* **WRITTEN EXERCISE**
Copy out each line featuring the string "this" from the entries beneath.

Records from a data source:

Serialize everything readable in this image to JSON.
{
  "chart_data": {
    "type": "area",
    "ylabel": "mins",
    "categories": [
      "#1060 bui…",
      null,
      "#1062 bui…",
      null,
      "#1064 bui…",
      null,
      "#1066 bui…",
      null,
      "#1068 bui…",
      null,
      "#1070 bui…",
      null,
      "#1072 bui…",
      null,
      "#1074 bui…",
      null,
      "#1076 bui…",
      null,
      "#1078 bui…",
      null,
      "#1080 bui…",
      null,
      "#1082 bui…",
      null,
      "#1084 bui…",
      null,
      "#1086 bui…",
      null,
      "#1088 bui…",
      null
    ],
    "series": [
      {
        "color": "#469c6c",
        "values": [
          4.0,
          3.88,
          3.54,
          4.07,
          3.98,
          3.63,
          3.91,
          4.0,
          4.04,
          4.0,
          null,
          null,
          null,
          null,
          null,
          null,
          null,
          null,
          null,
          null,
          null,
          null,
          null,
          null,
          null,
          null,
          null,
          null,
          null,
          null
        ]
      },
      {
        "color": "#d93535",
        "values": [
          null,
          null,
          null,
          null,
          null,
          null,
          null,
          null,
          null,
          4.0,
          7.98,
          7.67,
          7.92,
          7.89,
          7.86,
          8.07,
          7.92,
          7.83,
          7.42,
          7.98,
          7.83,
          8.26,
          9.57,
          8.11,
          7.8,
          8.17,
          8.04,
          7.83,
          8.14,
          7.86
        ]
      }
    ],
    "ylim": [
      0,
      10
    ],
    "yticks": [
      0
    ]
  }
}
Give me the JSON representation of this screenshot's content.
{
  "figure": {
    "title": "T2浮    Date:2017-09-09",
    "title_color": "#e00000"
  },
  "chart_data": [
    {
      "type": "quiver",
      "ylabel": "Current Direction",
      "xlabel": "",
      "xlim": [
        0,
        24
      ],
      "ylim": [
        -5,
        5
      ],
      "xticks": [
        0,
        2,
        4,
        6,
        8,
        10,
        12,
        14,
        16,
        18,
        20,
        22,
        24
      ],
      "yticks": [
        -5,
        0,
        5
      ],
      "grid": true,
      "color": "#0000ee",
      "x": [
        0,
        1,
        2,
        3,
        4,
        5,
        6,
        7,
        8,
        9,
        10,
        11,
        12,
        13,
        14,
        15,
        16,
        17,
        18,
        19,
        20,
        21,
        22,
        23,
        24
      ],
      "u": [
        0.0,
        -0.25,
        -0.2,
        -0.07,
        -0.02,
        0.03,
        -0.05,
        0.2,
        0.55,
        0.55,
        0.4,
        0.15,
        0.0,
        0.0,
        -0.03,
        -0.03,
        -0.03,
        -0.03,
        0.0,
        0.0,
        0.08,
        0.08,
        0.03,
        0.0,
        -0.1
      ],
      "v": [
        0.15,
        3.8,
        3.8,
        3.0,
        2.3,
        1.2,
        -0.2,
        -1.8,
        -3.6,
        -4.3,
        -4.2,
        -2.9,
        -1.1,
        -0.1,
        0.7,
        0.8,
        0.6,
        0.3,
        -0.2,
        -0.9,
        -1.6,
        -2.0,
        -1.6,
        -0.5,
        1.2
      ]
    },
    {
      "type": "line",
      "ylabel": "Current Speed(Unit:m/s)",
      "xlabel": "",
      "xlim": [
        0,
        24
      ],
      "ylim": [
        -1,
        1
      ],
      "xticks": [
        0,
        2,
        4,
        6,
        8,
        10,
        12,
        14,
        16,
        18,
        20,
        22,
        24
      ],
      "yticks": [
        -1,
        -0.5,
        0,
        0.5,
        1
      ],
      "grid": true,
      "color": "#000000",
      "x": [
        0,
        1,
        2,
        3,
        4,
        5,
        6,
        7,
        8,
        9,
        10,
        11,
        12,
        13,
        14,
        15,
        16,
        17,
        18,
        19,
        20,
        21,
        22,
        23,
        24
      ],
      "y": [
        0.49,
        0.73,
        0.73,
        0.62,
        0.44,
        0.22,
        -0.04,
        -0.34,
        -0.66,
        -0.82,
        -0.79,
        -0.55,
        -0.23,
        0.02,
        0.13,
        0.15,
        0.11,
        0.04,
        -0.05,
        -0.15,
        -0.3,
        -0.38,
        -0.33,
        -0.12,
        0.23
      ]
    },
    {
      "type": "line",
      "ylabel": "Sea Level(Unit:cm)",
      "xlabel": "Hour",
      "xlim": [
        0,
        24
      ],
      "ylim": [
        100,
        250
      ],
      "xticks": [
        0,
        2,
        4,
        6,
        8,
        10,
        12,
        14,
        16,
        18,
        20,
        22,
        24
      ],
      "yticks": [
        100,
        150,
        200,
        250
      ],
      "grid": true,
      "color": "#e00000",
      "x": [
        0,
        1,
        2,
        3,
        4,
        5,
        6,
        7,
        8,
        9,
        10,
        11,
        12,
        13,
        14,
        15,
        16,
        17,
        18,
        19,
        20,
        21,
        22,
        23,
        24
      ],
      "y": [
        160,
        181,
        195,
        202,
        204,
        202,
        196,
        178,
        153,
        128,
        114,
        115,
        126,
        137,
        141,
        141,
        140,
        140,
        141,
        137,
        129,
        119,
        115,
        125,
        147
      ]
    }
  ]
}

* **ANSWER IN FULL**
Serialize everything readable in this image to JSON.
Give me the JSON representation of this screenshot's content.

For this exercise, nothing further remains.